▶ What this task involves: Transcribe every entry below word for word, but skip the pictures.

Figure record listings
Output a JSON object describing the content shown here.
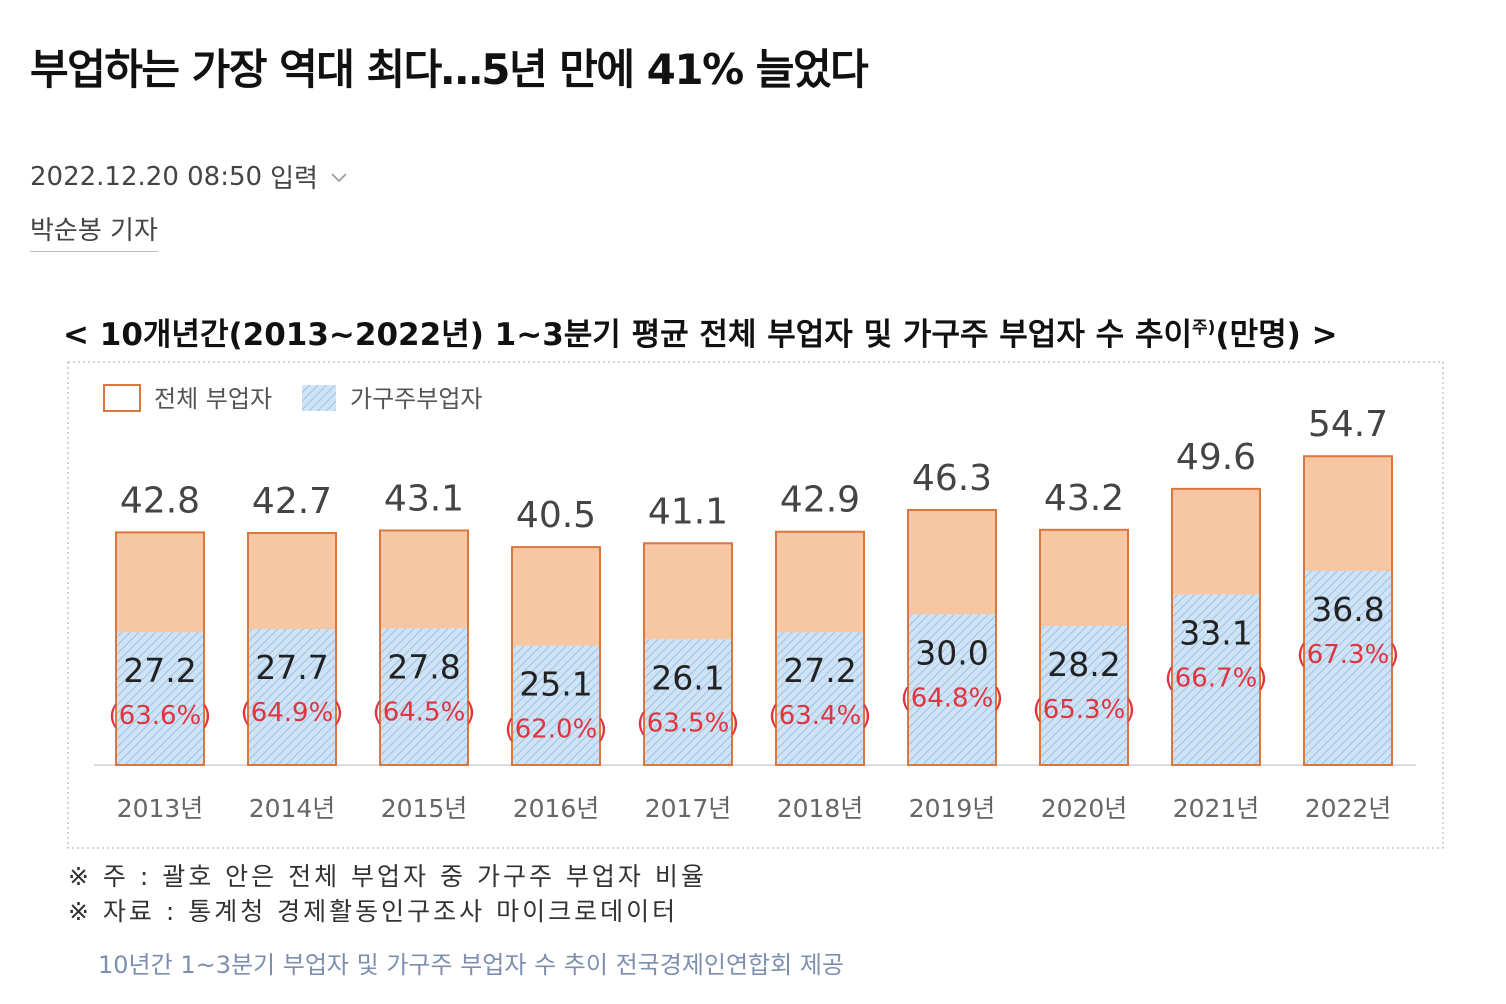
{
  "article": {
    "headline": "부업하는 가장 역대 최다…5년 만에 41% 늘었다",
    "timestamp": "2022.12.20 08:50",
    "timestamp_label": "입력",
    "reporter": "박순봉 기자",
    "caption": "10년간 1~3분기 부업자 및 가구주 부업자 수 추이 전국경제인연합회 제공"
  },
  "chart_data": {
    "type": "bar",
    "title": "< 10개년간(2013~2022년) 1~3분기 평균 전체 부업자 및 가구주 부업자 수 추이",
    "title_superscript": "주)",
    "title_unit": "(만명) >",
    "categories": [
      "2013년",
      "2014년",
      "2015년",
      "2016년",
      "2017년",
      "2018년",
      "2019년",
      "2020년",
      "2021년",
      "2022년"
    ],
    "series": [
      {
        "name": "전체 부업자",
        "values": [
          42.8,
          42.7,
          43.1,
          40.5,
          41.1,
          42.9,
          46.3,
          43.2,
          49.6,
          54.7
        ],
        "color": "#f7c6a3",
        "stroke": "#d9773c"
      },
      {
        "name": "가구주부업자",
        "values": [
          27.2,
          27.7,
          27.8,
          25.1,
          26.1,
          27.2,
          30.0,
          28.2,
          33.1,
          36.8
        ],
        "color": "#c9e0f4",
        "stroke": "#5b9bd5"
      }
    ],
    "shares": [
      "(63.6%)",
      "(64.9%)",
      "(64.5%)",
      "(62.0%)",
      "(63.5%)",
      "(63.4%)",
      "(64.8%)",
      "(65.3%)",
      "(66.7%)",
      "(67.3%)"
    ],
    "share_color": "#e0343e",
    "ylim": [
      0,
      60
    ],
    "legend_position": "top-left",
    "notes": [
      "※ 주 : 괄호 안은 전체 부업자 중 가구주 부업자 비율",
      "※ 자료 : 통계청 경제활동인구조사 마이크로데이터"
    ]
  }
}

▶ Reply:
Output a JSON object describing the content shown here.
{
  "article": {
    "headline": "부업하는 가장 역대 최다…5년 만에 41% 늘었다",
    "timestamp": "2022.12.20 08:50",
    "timestamp_label": "입력",
    "reporter": "박순봉 기자",
    "caption": "10년간 1~3분기 부업자 및 가구주 부업자 수 추이 전국경제인연합회 제공"
  },
  "chart_data": {
    "type": "bar",
    "title": "< 10개년간(2013~2022년) 1~3분기 평균 전체 부업자 및 가구주 부업자 수 추이",
    "title_superscript": "주)",
    "title_unit": "(만명) >",
    "categories": [
      "2013년",
      "2014년",
      "2015년",
      "2016년",
      "2017년",
      "2018년",
      "2019년",
      "2020년",
      "2021년",
      "2022년"
    ],
    "series": [
      {
        "name": "전체 부업자",
        "values": [
          42.8,
          42.7,
          43.1,
          40.5,
          41.1,
          42.9,
          46.3,
          43.2,
          49.6,
          54.7
        ],
        "color": "#f7c6a3",
        "stroke": "#d9773c"
      },
      {
        "name": "가구주부업자",
        "values": [
          27.2,
          27.7,
          27.8,
          25.1,
          26.1,
          27.2,
          30.0,
          28.2,
          33.1,
          36.8
        ],
        "color": "#c9e0f4",
        "stroke": "#5b9bd5"
      }
    ],
    "shares": [
      "(63.6%)",
      "(64.9%)",
      "(64.5%)",
      "(62.0%)",
      "(63.5%)",
      "(63.4%)",
      "(64.8%)",
      "(65.3%)",
      "(66.7%)",
      "(67.3%)"
    ],
    "share_color": "#e0343e",
    "ylim": [
      0,
      60
    ],
    "legend_position": "top-left",
    "notes": [
      "※ 주 : 괄호 안은 전체 부업자 중 가구주 부업자 비율",
      "※ 자료 : 통계청 경제활동인구조사 마이크로데이터"
    ]
  }
}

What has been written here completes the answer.